## What is required
Extract the listing below in full, unchanged.

## Stored records

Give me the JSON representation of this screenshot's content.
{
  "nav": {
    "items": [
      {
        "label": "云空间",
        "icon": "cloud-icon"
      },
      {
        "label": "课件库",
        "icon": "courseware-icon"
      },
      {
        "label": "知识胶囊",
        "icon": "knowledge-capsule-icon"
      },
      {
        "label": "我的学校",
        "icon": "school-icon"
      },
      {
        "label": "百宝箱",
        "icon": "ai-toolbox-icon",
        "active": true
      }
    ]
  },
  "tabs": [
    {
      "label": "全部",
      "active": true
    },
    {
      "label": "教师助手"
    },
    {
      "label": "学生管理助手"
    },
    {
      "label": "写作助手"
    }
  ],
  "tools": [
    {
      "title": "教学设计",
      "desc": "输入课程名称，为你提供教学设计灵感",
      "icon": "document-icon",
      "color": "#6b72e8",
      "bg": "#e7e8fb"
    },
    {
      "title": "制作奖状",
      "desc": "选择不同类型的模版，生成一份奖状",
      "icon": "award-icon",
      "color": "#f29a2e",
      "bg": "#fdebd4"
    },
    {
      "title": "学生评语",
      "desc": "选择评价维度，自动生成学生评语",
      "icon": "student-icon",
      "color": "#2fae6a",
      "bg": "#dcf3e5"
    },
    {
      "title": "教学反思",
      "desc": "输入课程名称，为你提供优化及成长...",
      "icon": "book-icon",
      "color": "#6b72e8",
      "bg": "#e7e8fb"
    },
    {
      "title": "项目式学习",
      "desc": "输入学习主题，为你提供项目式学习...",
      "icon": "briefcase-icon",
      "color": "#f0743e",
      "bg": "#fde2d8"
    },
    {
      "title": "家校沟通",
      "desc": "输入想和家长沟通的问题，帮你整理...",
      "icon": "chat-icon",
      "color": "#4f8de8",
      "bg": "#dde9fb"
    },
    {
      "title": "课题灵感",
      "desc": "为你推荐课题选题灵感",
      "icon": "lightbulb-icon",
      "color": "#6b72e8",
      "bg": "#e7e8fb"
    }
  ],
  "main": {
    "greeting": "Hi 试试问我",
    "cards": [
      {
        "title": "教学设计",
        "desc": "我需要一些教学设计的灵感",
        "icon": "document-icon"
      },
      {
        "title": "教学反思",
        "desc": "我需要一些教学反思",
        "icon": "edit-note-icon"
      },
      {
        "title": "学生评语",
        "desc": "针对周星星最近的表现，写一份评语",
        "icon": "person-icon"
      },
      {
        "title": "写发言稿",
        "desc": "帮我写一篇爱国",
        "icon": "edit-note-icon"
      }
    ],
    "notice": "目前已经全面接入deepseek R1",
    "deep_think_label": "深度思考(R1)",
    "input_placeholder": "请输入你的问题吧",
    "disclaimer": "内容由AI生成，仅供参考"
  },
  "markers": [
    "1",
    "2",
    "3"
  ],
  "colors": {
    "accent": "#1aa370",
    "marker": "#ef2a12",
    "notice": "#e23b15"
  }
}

## Result
Give me the JSON representation of this screenshot's content.
{
  "nav": {
    "items": [
      {
        "label": "云空间",
        "icon": "cloud-icon"
      },
      {
        "label": "课件库",
        "icon": "courseware-icon"
      },
      {
        "label": "知识胶囊",
        "icon": "knowledge-capsule-icon"
      },
      {
        "label": "我的学校",
        "icon": "school-icon"
      },
      {
        "label": "百宝箱",
        "icon": "ai-toolbox-icon",
        "active": true
      }
    ]
  },
  "tabs": [
    {
      "label": "全部",
      "active": true
    },
    {
      "label": "教师助手"
    },
    {
      "label": "学生管理助手"
    },
    {
      "label": "写作助手"
    }
  ],
  "tools": [
    {
      "title": "教学设计",
      "desc": "输入课程名称，为你提供教学设计灵感",
      "icon": "document-icon",
      "color": "#6b72e8",
      "bg": "#e7e8fb"
    },
    {
      "title": "制作奖状",
      "desc": "选择不同类型的模版，生成一份奖状",
      "icon": "award-icon",
      "color": "#f29a2e",
      "bg": "#fdebd4"
    },
    {
      "title": "学生评语",
      "desc": "选择评价维度，自动生成学生评语",
      "icon": "student-icon",
      "color": "#2fae6a",
      "bg": "#dcf3e5"
    },
    {
      "title": "教学反思",
      "desc": "输入课程名称，为你提供优化及成长...",
      "icon": "book-icon",
      "color": "#6b72e8",
      "bg": "#e7e8fb"
    },
    {
      "title": "项目式学习",
      "desc": "输入学习主题，为你提供项目式学习...",
      "icon": "briefcase-icon",
      "color": "#f0743e",
      "bg": "#fde2d8"
    },
    {
      "title": "家校沟通",
      "desc": "输入想和家长沟通的问题，帮你整理...",
      "icon": "chat-icon",
      "color": "#4f8de8",
      "bg": "#dde9fb"
    },
    {
      "title": "课题灵感",
      "desc": "为你推荐课题选题灵感",
      "icon": "lightbulb-icon",
      "color": "#6b72e8",
      "bg": "#e7e8fb"
    }
  ],
  "main": {
    "greeting": "Hi 试试问我",
    "cards": [
      {
        "title": "教学设计",
        "desc": "我需要一些教学设计的灵感",
        "icon": "document-icon"
      },
      {
        "title": "教学反思",
        "desc": "我需要一些教学反思",
        "icon": "edit-note-icon"
      },
      {
        "title": "学生评语",
        "desc": "针对周星星最近的表现，写一份评语",
        "icon": "person-icon"
      },
      {
        "title": "写发言稿",
        "desc": "帮我写一篇爱国",
        "icon": "edit-note-icon"
      }
    ],
    "notice": "目前已经全面接入deepseek R1",
    "deep_think_label": "深度思考(R1)",
    "input_placeholder": "请输入你的问题吧",
    "disclaimer": "内容由AI生成，仅供参考"
  },
  "markers": [
    "1",
    "2",
    "3"
  ],
  "colors": {
    "accent": "#1aa370",
    "marker": "#ef2a12",
    "notice": "#e23b15"
  }
}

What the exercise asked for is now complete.